# What you should do:
When a line of the records contains "list", copy it.

*** Data shown ***

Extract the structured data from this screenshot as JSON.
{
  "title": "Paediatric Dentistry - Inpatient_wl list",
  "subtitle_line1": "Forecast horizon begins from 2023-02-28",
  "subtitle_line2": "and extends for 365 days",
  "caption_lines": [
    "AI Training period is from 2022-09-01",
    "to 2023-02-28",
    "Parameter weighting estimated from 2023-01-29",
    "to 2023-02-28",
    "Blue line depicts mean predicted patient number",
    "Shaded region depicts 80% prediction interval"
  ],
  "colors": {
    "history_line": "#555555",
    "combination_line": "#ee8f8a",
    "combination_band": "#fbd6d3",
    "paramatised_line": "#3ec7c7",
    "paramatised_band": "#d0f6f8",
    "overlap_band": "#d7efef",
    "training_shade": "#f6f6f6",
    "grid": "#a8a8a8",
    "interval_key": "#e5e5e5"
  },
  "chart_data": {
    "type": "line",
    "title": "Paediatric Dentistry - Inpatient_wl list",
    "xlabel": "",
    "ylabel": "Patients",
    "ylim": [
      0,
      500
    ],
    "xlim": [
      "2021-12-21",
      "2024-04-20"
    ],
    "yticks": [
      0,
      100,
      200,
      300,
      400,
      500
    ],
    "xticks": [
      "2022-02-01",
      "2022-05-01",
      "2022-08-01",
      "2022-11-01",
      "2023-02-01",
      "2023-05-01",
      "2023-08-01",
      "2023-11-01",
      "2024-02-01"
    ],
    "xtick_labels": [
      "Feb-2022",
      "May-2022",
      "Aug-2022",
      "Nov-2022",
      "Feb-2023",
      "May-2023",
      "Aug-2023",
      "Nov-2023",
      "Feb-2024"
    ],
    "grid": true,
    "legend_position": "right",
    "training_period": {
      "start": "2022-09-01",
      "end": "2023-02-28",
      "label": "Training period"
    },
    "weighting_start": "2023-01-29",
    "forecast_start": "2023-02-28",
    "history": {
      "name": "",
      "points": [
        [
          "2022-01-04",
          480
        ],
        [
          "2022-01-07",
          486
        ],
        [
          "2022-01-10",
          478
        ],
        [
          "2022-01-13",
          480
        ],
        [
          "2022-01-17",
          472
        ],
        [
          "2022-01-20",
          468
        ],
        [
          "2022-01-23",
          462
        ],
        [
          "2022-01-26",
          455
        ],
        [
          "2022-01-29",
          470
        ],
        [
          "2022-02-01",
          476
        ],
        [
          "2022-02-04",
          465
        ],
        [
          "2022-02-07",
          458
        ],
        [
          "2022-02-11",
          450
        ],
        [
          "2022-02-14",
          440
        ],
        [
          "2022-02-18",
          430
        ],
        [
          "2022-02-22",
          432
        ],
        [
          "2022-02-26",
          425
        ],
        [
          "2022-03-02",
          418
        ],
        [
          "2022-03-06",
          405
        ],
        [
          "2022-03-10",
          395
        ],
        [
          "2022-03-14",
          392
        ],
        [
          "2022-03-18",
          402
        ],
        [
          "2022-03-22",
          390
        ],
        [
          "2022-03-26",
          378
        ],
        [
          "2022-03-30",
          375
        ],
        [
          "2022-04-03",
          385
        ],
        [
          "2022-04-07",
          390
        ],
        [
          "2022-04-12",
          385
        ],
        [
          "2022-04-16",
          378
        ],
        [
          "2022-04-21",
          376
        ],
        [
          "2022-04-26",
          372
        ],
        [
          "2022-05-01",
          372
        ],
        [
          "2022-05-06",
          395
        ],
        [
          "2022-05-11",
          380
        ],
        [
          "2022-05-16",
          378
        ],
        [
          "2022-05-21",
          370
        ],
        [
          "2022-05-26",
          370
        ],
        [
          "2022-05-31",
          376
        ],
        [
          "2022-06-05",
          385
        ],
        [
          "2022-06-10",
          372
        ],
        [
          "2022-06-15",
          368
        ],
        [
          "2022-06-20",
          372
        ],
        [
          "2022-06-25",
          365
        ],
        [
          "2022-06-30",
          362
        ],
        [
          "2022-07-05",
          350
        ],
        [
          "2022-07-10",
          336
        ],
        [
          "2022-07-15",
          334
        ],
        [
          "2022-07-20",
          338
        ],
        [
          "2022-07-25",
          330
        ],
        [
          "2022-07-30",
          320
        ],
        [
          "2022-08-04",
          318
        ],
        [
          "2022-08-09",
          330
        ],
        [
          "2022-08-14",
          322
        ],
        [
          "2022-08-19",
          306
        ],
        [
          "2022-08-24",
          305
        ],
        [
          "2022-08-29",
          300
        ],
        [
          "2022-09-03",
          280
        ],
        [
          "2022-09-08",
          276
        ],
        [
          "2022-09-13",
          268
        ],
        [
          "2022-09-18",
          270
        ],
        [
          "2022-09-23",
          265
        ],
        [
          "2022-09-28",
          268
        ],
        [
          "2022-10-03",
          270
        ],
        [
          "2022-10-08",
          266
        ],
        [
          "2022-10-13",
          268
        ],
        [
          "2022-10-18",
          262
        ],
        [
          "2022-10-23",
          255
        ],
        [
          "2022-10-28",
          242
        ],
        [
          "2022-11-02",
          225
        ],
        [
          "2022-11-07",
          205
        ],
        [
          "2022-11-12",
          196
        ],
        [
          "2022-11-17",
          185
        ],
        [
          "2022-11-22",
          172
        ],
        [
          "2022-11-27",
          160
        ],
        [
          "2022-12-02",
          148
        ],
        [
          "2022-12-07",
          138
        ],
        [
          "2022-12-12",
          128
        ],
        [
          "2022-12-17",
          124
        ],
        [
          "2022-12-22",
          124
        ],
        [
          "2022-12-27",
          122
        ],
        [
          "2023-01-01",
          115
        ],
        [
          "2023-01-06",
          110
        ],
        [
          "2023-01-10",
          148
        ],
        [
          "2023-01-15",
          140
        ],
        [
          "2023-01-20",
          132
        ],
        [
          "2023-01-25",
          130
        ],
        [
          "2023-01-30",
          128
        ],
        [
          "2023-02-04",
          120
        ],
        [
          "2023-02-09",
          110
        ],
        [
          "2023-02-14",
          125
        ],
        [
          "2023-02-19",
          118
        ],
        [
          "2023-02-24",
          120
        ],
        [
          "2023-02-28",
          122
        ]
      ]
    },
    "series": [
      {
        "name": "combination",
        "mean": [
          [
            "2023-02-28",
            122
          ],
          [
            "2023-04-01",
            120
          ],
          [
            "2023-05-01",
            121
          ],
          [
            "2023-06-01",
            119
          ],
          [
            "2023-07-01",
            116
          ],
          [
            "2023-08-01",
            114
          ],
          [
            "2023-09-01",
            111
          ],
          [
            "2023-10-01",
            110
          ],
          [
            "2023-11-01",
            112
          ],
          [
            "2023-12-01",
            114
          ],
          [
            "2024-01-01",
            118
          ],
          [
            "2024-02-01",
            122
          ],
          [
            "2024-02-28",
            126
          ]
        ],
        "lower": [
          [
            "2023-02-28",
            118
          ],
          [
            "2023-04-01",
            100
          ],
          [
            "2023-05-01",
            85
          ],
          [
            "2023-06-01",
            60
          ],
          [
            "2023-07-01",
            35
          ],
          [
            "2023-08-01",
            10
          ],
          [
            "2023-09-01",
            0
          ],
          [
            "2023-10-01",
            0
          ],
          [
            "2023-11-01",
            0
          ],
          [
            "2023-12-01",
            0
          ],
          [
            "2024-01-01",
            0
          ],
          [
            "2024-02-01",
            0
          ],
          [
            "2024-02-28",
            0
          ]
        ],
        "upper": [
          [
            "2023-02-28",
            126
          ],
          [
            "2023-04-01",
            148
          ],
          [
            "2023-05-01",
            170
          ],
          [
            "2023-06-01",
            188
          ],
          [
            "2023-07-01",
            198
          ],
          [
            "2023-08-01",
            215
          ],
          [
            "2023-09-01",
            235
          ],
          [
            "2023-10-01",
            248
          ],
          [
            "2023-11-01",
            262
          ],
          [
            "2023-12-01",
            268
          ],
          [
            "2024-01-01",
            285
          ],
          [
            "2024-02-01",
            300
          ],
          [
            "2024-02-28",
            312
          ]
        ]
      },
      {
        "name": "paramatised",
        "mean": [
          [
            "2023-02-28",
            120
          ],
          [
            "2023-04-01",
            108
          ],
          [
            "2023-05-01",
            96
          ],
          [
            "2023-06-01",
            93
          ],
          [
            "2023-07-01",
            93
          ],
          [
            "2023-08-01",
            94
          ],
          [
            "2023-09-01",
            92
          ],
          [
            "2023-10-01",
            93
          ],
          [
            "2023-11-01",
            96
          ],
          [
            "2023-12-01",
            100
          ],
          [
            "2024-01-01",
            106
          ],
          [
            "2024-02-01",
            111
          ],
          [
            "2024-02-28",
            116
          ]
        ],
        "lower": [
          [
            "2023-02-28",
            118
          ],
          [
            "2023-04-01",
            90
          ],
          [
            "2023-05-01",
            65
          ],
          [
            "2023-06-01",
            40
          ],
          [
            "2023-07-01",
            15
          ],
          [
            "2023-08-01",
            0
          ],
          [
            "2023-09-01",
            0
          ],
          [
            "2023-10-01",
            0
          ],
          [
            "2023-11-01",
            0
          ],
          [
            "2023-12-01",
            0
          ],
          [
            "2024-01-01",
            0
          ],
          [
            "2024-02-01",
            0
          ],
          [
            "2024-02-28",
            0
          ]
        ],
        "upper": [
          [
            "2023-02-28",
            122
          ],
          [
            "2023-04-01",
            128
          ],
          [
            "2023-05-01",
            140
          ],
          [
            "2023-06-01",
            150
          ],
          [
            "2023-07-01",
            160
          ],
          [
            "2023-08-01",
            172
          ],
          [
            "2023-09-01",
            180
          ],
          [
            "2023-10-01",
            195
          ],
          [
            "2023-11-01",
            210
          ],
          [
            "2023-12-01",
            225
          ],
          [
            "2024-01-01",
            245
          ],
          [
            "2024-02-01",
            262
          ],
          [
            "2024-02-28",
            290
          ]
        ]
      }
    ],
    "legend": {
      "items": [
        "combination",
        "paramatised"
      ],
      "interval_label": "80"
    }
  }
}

***

# Task answer:
  "title": "Paediatric Dentistry - Inpatient_wl list",
    "title": "Paediatric Dentistry - Inpatient_wl list",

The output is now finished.